Given request:
The records below must be copied in full; omit the images.
---- Supplied entries
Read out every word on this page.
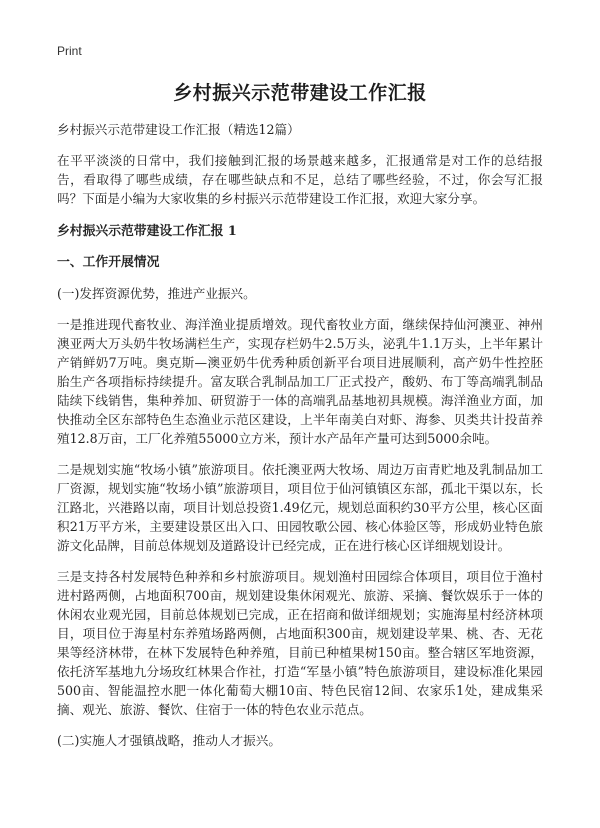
Print
乡村振兴示范带建设工作汇报

乡村振兴示范带建设工作汇报（精选12篇）

在平平淡淡的日常中，我们接触到汇报的场景越来越多，汇报通常是对工作的总结报告，看取得了哪些成绩，存在哪些缺点和不足，总结了哪些经验，不过，你会写汇报吗？下面是小编为大家收集的乡村振兴示范带建设工作汇报，欢迎大家分享。

乡村振兴示范带建设工作汇报 1
一、工作开展情况
(一)发挥资源优势，推进产业振兴。

一是推进现代畜牧业、海洋渔业提质增效。现代畜牧业方面，继续保持仙河澳亚、神州澳亚两大万头奶牛牧场满栏生产，实现存栏奶牛2.5万头，泌乳牛1.1万头，上半年累计产销鲜奶7万吨。奥克斯—澳亚奶牛优秀种质创新平台项目进展顺利，高产奶牛性控胚胎生产各项指标持续提升。富友联合乳制品加工厂正式投产，酸奶、布丁等高端乳制品陆续下线销售，集种养加、研贸游于一体的高端乳品基地初具规模。海洋渔业方面，加快推动全区东部特色生态渔业示范区建设，上半年南美白对虾、海参、贝类共计投苗养殖12.8万亩，工厂化养殖55000立方米，预计水产品年产量可达到5000余吨。

二是规划实施“牧场小镇”旅游项目。依托澳亚两大牧场、周边万亩青贮地及乳制品加工厂资源，规划实施“牧场小镇”旅游项目，项目位于仙河镇镇区东部，孤北干渠以东，长江路北，兴港路以南，项目计划总投资1.49亿元，规划总面积约30平方公里，核心区面积21万平方米，主要建设景区出入口、田园牧歌公园、核心体验区等，形成奶业特色旅游文化品牌，目前总体规划及道路设计已经完成，正在进行核心区详细规划设计。

三是支持各村发展特色种养和乡村旅游项目。规划渔村田园综合体项目，项目位于渔村进村路两侧，占地面积700亩，规划建设集休闲观光、旅游、采摘、餐饮娱乐于一体的休闲农业观光园，目前总体规划已完成，正在招商和做详细规划；实施海星村经济林项目，项目位于海星村东养殖场路两侧，占地面积300亩，规划建设苹果、桃、杏、无花果等经济林带，在林下发展特色种养殖，目前已种植果树150亩。整合辖区军地资源，依托济军基地九分场玫红林果合作社，打造“军垦小镇”特色旅游项目，建设标准化果园500亩、智能温控水肥一体化葡萄大棚10亩、特色民宿12间、农家乐1处，建成集采摘、观光、旅游、餐饮、住宿于一体的特色农业示范点。

(二)实施人才强镇战略，推动人才振兴。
--------
Task answer:
Read out every word on this page.
Print
乡村振兴示范带建设工作汇报

乡村振兴示范带建设工作汇报（精选12篇）

在平平淡淡的日常中，我们接触到汇报的场景越来越多，汇报通常是对工作的总结报告，看取得了哪些成绩，存在哪些缺点和不足，总结了哪些经验，不过，你会写汇报吗？下面是小编为大家收集的乡村振兴示范带建设工作汇报，欢迎大家分享。

乡村振兴示范带建设工作汇报 1
一、工作开展情况
(一)发挥资源优势，推进产业振兴。

一是推进现代畜牧业、海洋渔业提质增效。现代畜牧业方面，继续保持仙河澳亚、神州澳亚两大万头奶牛牧场满栏生产，实现存栏奶牛2.5万头，泌乳牛1.1万头，上半年累计产销鲜奶7万吨。奥克斯—澳亚奶牛优秀种质创新平台项目进展顺利，高产奶牛性控胚胎生产各项指标持续提升。富友联合乳制品加工厂正式投产，酸奶、布丁等高端乳制品陆续下线销售，集种养加、研贸游于一体的高端乳品基地初具规模。海洋渔业方面，加快推动全区东部特色生态渔业示范区建设，上半年南美白对虾、海参、贝类共计投苗养殖12.8万亩，工厂化养殖55000立方米，预计水产品年产量可达到5000余吨。

二是规划实施“牧场小镇”旅游项目。依托澳亚两大牧场、周边万亩青贮地及乳制品加工厂资源，规划实施“牧场小镇”旅游项目，项目位于仙河镇镇区东部，孤北干渠以东，长江路北，兴港路以南，项目计划总投资1.49亿元，规划总面积约30平方公里，核心区面积21万平方米，主要建设景区出入口、田园牧歌公园、核心体验区等，形成奶业特色旅游文化品牌，目前总体规划及道路设计已经完成，正在进行核心区详细规划设计。

三是支持各村发展特色种养和乡村旅游项目。规划渔村田园综合体项目，项目位于渔村进村路两侧，占地面积700亩，规划建设集休闲观光、旅游、采摘、餐饮娱乐于一体的休闲农业观光园，目前总体规划已完成，正在招商和做详细规划；实施海星村经济林项目，项目位于海星村东养殖场路两侧，占地面积300亩，规划建设苹果、桃、杏、无花果等经济林带，在林下发展特色种养殖，目前已种植果树150亩。整合辖区军地资源，依托济军基地九分场玫红林果合作社，打造“军垦小镇”特色旅游项目，建设标准化果园500亩、智能温控水肥一体化葡萄大棚10亩、特色民宿12间、农家乐1处，建成集采摘、观光、旅游、餐饮、住宿于一体的特色农业示范点。

(二)实施人才强镇战略，推动人才振兴。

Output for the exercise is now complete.